> The request
Every line with the word "costs" in it should be extracted from the data that follows.

:: Data listing

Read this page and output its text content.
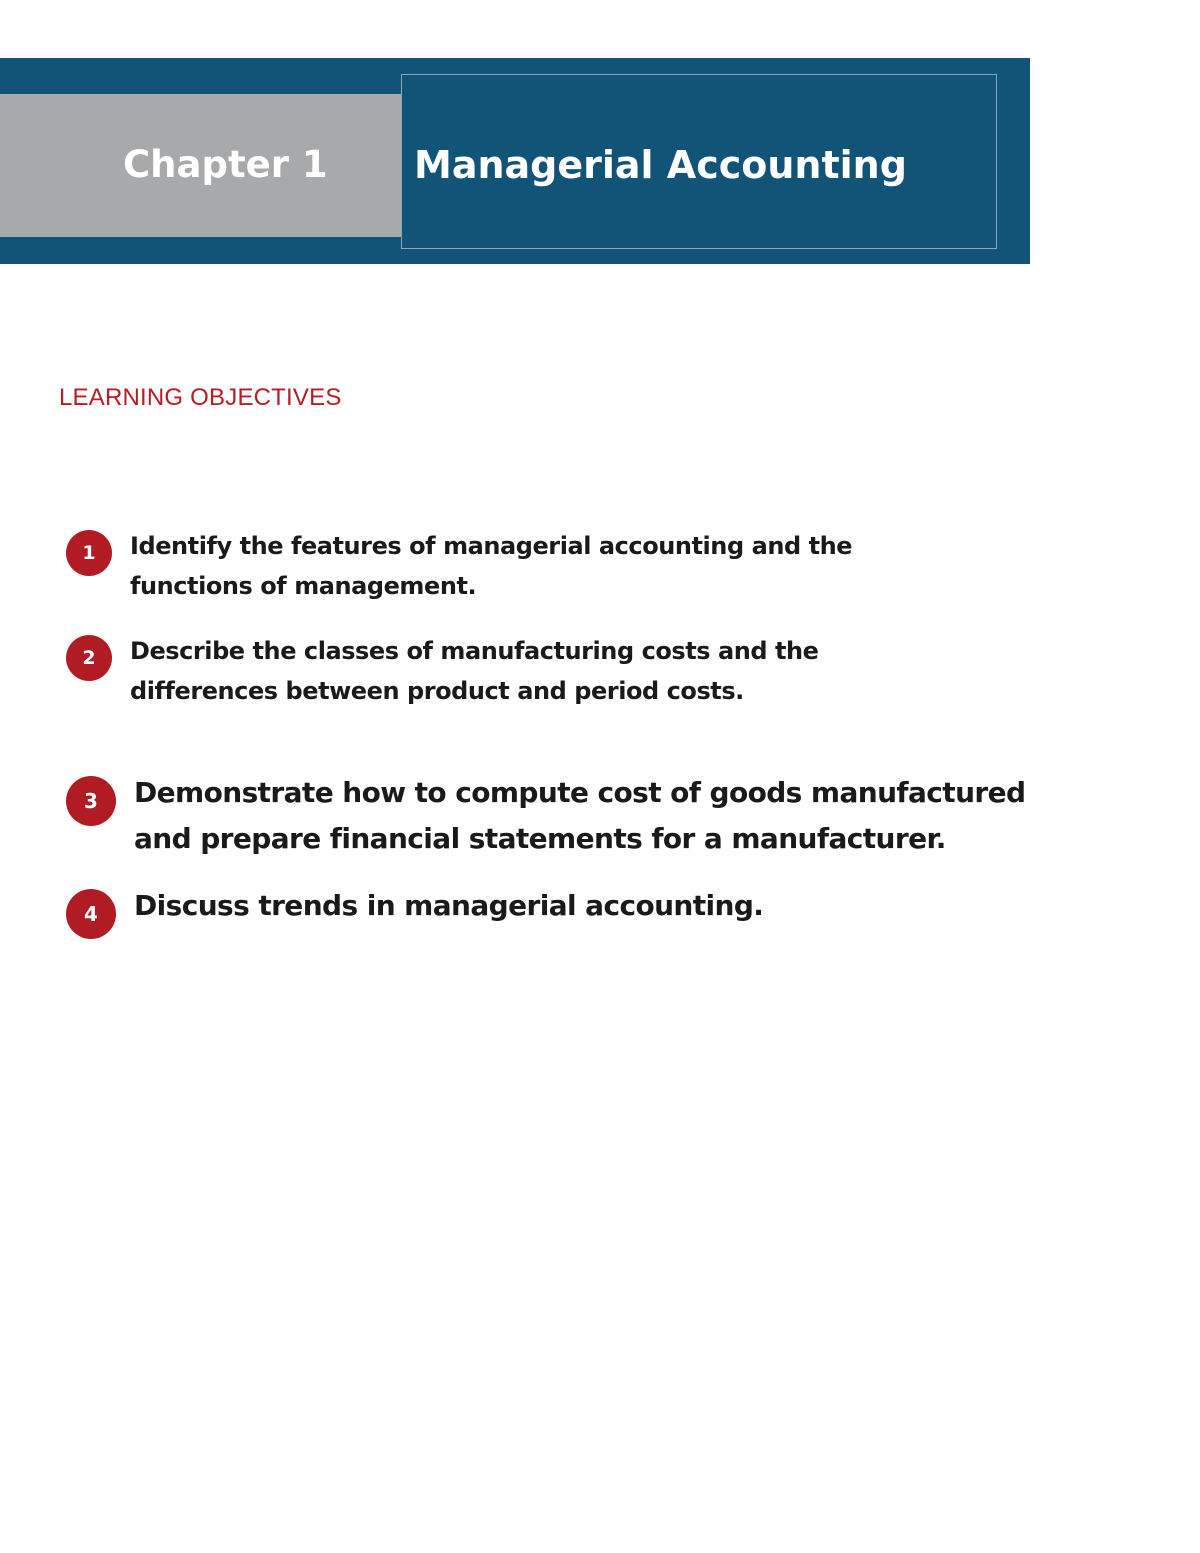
Chapter 1 Managerial Accounting
LEARNING OBJECTIVES
1	Identify the features of managerial accounting and the
functions of management.
2	Describe the classes of manufacturing costs and the
differences between product and period costs.
3	Demonstrate how to compute cost of goods manufactured
and prepare financial statements for a manufacturer.
4	Discuss trends in managerial accounting.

::::

> Final result
2	Describe the classes of manufacturing costs and the
differences between product and period costs.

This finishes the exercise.